#### Records supplied
--------------------------------------------------

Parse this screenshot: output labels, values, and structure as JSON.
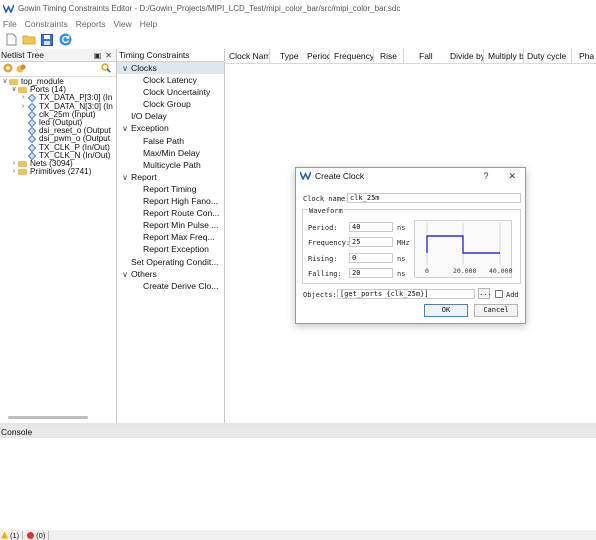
{
  "window": {
    "title": "Gowin Timing Constraints Editor - D:/Gowin_Projects/MIPI_LCD_Test/mipi_color_bar/src/mipi_color_bar.sdc"
  },
  "menu": [
    "File",
    "Constraints",
    "Reports",
    "View",
    "Help"
  ],
  "toolbar": {
    "icons": [
      "new-file-icon",
      "open-folder-icon",
      "save-icon",
      "refresh-icon"
    ]
  },
  "netlist": {
    "title": "Netlist Tree",
    "header_buttons": [
      "▣",
      "✕"
    ],
    "tree": [
      {
        "label": "top_module",
        "arrow": "∨",
        "indent": 0,
        "icon": "folder"
      },
      {
        "label": "Ports (14)",
        "arrow": "∨",
        "indent": 1,
        "icon": "folder"
      },
      {
        "label": "TX_DATA_P[3:0] (In",
        "arrow": "›",
        "indent": 2,
        "icon": "port"
      },
      {
        "label": "TX_DATA_N[3:0] (In",
        "arrow": "›",
        "indent": 2,
        "icon": "port"
      },
      {
        "label": "clk_25m (Input)",
        "arrow": "",
        "indent": 2,
        "icon": "port"
      },
      {
        "label": "led (Output)",
        "arrow": "",
        "indent": 2,
        "icon": "port"
      },
      {
        "label": "dsi_reset_o (Output",
        "arrow": "",
        "indent": 2,
        "icon": "port"
      },
      {
        "label": "dsi_pwm_o (Output",
        "arrow": "",
        "indent": 2,
        "icon": "port"
      },
      {
        "label": "TX_CLK_P (In/Out)",
        "arrow": "",
        "indent": 2,
        "icon": "port"
      },
      {
        "label": "TX_CLK_N (In/Out)",
        "arrow": "",
        "indent": 2,
        "icon": "port"
      },
      {
        "label": "Nets (3094)",
        "arrow": "›",
        "indent": 1,
        "icon": "folder"
      },
      {
        "label": "Primitives (2741)",
        "arrow": "›",
        "indent": 1,
        "icon": "folder"
      }
    ]
  },
  "constraints": {
    "title": "Timing Constraints",
    "items": [
      {
        "label": "Clocks",
        "arrow": "∨",
        "indent": 0,
        "selected": true
      },
      {
        "label": "Clock Latency",
        "arrow": "",
        "indent": 2,
        "selected": false
      },
      {
        "label": "Clock Uncertainty",
        "arrow": "",
        "indent": 2,
        "selected": false
      },
      {
        "label": "Clock Group",
        "arrow": "",
        "indent": 2,
        "selected": false
      },
      {
        "label": "I/O Delay",
        "arrow": "",
        "indent": 1,
        "selected": false
      },
      {
        "label": "Exception",
        "arrow": "∨",
        "indent": 0,
        "selected": false
      },
      {
        "label": "False Path",
        "arrow": "",
        "indent": 2,
        "selected": false
      },
      {
        "label": "Max/Min Delay",
        "arrow": "",
        "indent": 2,
        "selected": false
      },
      {
        "label": "Multicycle Path",
        "arrow": "",
        "indent": 2,
        "selected": false
      },
      {
        "label": "Report",
        "arrow": "∨",
        "indent": 0,
        "selected": false
      },
      {
        "label": "Report Timing",
        "arrow": "",
        "indent": 2,
        "selected": false
      },
      {
        "label": "Report High Fano...",
        "arrow": "",
        "indent": 2,
        "selected": false
      },
      {
        "label": "Report Route Con...",
        "arrow": "",
        "indent": 2,
        "selected": false
      },
      {
        "label": "Report Min Pulse ...",
        "arrow": "",
        "indent": 2,
        "selected": false
      },
      {
        "label": "Report Max Freq...",
        "arrow": "",
        "indent": 2,
        "selected": false
      },
      {
        "label": "Report Exception",
        "arrow": "",
        "indent": 2,
        "selected": false
      },
      {
        "label": "Set Operating Condit...",
        "arrow": "",
        "indent": 1,
        "selected": false
      },
      {
        "label": "Others",
        "arrow": "∨",
        "indent": 0,
        "selected": false
      },
      {
        "label": "Create Derive Clo...",
        "arrow": "",
        "indent": 2,
        "selected": false
      }
    ]
  },
  "table": {
    "columns": [
      "Clock Nam",
      "Type",
      "Period",
      "Frequency",
      "Rise",
      "Fall",
      "Divide by",
      "Multiply by",
      "Duty cycle",
      "Pha"
    ]
  },
  "console": {
    "title": "Console"
  },
  "status": {
    "warnings": "(1)",
    "errors": "(0)"
  },
  "dialog": {
    "title": "Create Clock",
    "help": "?",
    "close": "✕",
    "clock_name_label": "Clock name:",
    "clock_name": "clk_25m",
    "waveform_label": "Waveform",
    "period_label": "Period:",
    "period": "40",
    "period_unit": "ns",
    "frequency_label": "Frequency:",
    "frequency": "25",
    "frequency_unit": "MHz",
    "rising_label": "Rising:",
    "rising": "0",
    "rising_unit": "ns",
    "falling_label": "Falling:",
    "falling": "20",
    "falling_unit": "ns",
    "graph_ticks": [
      "0",
      "20.000",
      "40.000"
    ],
    "objects_label": "Objects:",
    "objects": "[get_ports {clk_25m}]",
    "browse": "...",
    "add_label": "Add",
    "ok": "OK",
    "cancel": "Cancel"
  },
  "colors": {
    "accent": "#4a7fc0",
    "wave": "#2e2edc",
    "selection": "#dfe6ef"
  }
}
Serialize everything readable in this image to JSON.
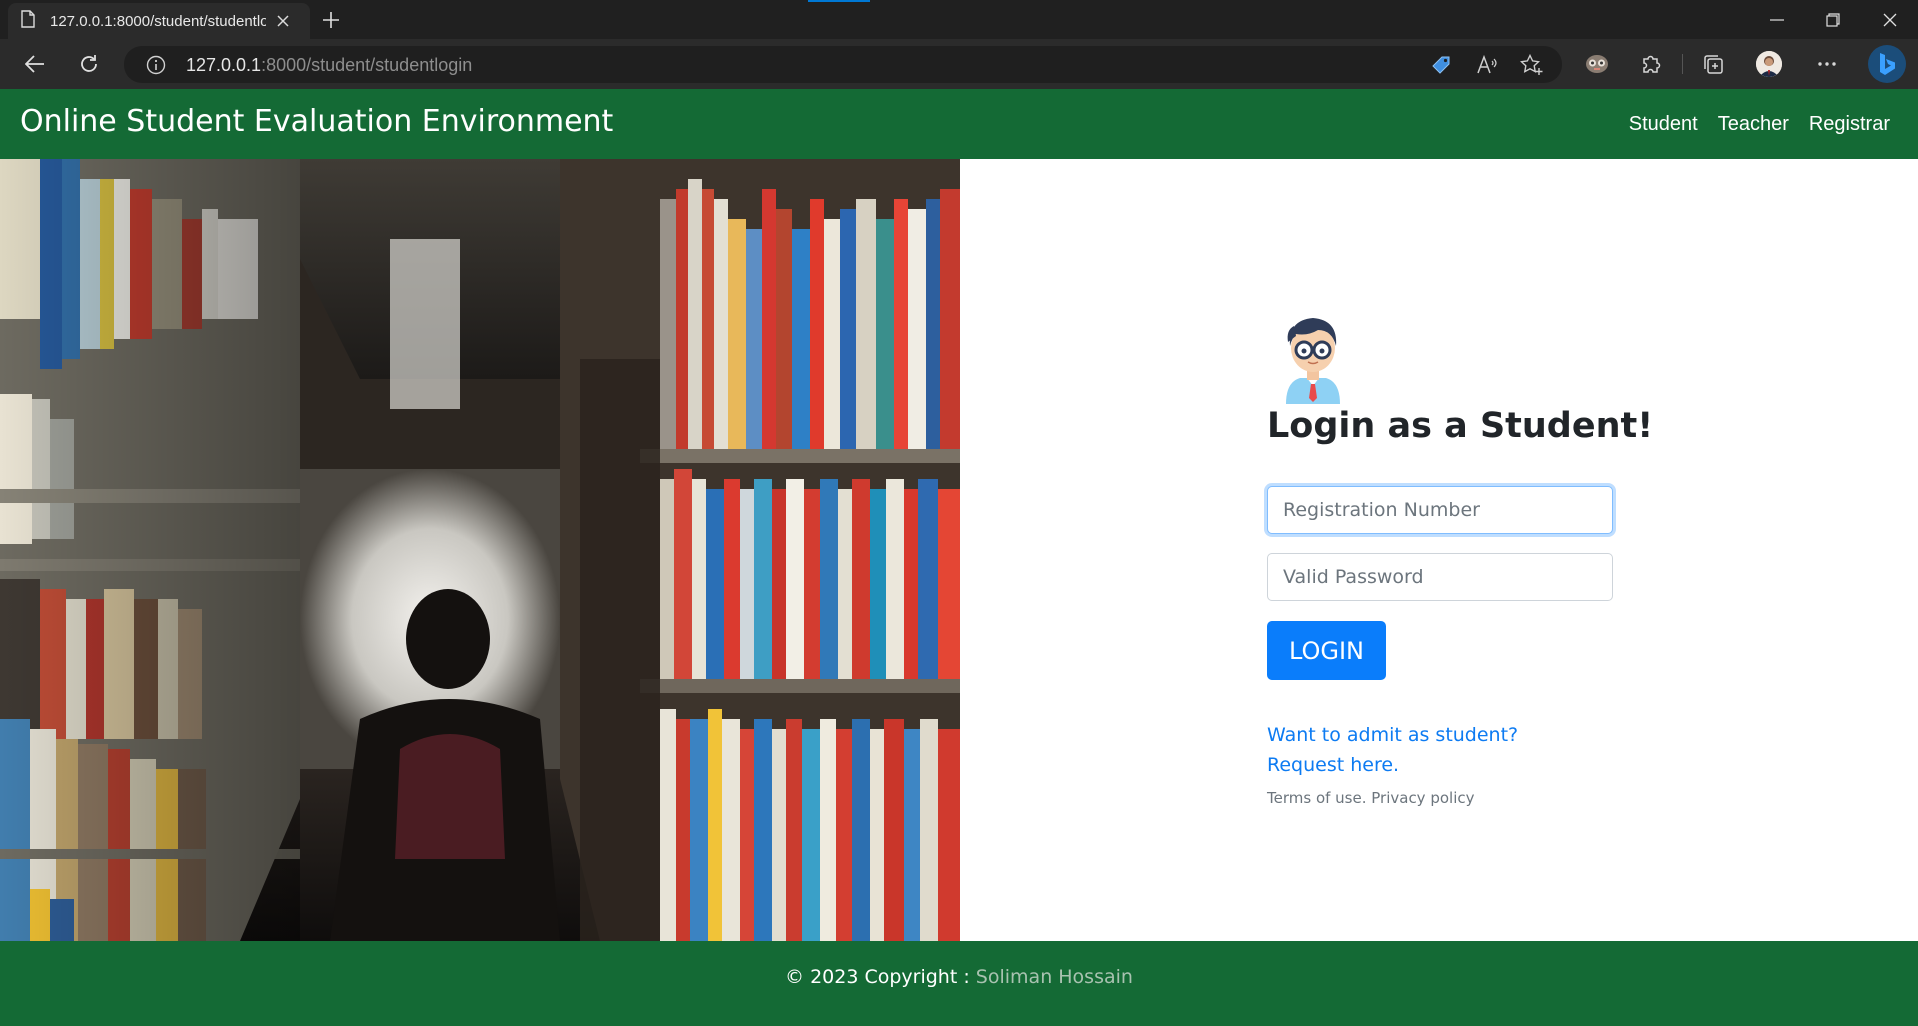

--------------------------------------------------

The entries above should be reproduced exactly, without their pictures.

Parse this screenshot: output labels, values, and structure as JSON.
{
  "window": {
    "title": "Gowin Timing Constraints Editor - D:/Gowin_Projects/MIPI_LCD_Test/mipi_color_bar/src/mipi_color_bar.sdc"
  },
  "menu": [
    "File",
    "Constraints",
    "Reports",
    "View",
    "Help"
  ],
  "toolbar": {
    "icons": [
      "new-file-icon",
      "open-folder-icon",
      "save-icon",
      "refresh-icon"
    ]
  },
  "netlist": {
    "title": "Netlist Tree",
    "header_buttons": [
      "▣",
      "✕"
    ],
    "tree": [
      {
        "label": "top_module",
        "arrow": "∨",
        "indent": 0,
        "icon": "folder"
      },
      {
        "label": "Ports (14)",
        "arrow": "∨",
        "indent": 1,
        "icon": "folder"
      },
      {
        "label": "TX_DATA_P[3:0] (In",
        "arrow": "›",
        "indent": 2,
        "icon": "port"
      },
      {
        "label": "TX_DATA_N[3:0] (In",
        "arrow": "›",
        "indent": 2,
        "icon": "port"
      },
      {
        "label": "clk_25m (Input)",
        "arrow": "",
        "indent": 2,
        "icon": "port"
      },
      {
        "label": "led (Output)",
        "arrow": "",
        "indent": 2,
        "icon": "port"
      },
      {
        "label": "dsi_reset_o (Output",
        "arrow": "",
        "indent": 2,
        "icon": "port"
      },
      {
        "label": "dsi_pwm_o (Output",
        "arrow": "",
        "indent": 2,
        "icon": "port"
      },
      {
        "label": "TX_CLK_P (In/Out)",
        "arrow": "",
        "indent": 2,
        "icon": "port"
      },
      {
        "label": "TX_CLK_N (In/Out)",
        "arrow": "",
        "indent": 2,
        "icon": "port"
      },
      {
        "label": "Nets (3094)",
        "arrow": "›",
        "indent": 1,
        "icon": "folder"
      },
      {
        "label": "Primitives (2741)",
        "arrow": "›",
        "indent": 1,
        "icon": "folder"
      }
    ]
  },
  "constraints": {
    "title": "Timing Constraints",
    "items": [
      {
        "label": "Clocks",
        "arrow": "∨",
        "indent": 0,
        "selected": true
      },
      {
        "label": "Clock Latency",
        "arrow": "",
        "indent": 2,
        "selected": false
      },
      {
        "label": "Clock Uncertainty",
        "arrow": "",
        "indent": 2,
        "selected": false
      },
      {
        "label": "Clock Group",
        "arrow": "",
        "indent": 2,
        "selected": false
      },
      {
        "label": "I/O Delay",
        "arrow": "",
        "indent": 1,
        "selected": false
      },
      {
        "label": "Exception",
        "arrow": "∨",
        "indent": 0,
        "selected": false
      },
      {
        "label": "False Path",
        "arrow": "",
        "indent": 2,
        "selected": false
      },
      {
        "label": "Max/Min Delay",
        "arrow": "",
        "indent": 2,
        "selected": false
      },
      {
        "label": "Multicycle Path",
        "arrow": "",
        "indent": 2,
        "selected": false
      },
      {
        "label": "Report",
        "arrow": "∨",
        "indent": 0,
        "selected": false
      },
      {
        "label": "Report Timing",
        "arrow": "",
        "indent": 2,
        "selected": false
      },
      {
        "label": "Report High Fano...",
        "arrow": "",
        "indent": 2,
        "selected": false
      },
      {
        "label": "Report Route Con...",
        "arrow": "",
        "indent": 2,
        "selected": false
      },
      {
        "label": "Report Min Pulse ...",
        "arrow": "",
        "indent": 2,
        "selected": false
      },
      {
        "label": "Report Max Freq...",
        "arrow": "",
        "indent": 2,
        "selected": false
      },
      {
        "label": "Report Exception",
        "arrow": "",
        "indent": 2,
        "selected": false
      },
      {
        "label": "Set Operating Condit...",
        "arrow": "",
        "indent": 1,
        "selected": false
      },
      {
        "label": "Others",
        "arrow": "∨",
        "indent": 0,
        "selected": false
      },
      {
        "label": "Create Derive Clo...",
        "arrow": "",
        "indent": 2,
        "selected": false
      }
    ]
  },
  "table": {
    "columns": [
      "Clock Nam",
      "Type",
      "Period",
      "Frequency",
      "Rise",
      "Fall",
      "Divide by",
      "Multiply by",
      "Duty cycle",
      "Pha"
    ]
  },
  "console": {
    "title": "Console"
  },
  "status": {
    "warnings": "(1)",
    "errors": "(0)"
  },
  "dialog": {
    "title": "Create Clock",
    "help": "?",
    "close": "✕",
    "clock_name_label": "Clock name:",
    "clock_name": "clk_25m",
    "waveform_label": "Waveform",
    "period_label": "Period:",
    "period": "40",
    "period_unit": "ns",
    "frequency_label": "Frequency:",
    "frequency": "25",
    "frequency_unit": "MHz",
    "rising_label": "Rising:",
    "rising": "0",
    "rising_unit": "ns",
    "falling_label": "Falling:",
    "falling": "20",
    "falling_unit": "ns",
    "graph_ticks": [
      "0",
      "20.000",
      "40.000"
    ],
    "objects_label": "Objects:",
    "objects": "[get_ports {clk_25m}]",
    "browse": "...",
    "add_label": "Add",
    "ok": "OK",
    "cancel": "Cancel"
  },
  "colors": {
    "accent": "#4a7fc0",
    "wave": "#2e2edc",
    "selection": "#dfe6ef"
  }
}
Serialize everything readable in this image to JSON.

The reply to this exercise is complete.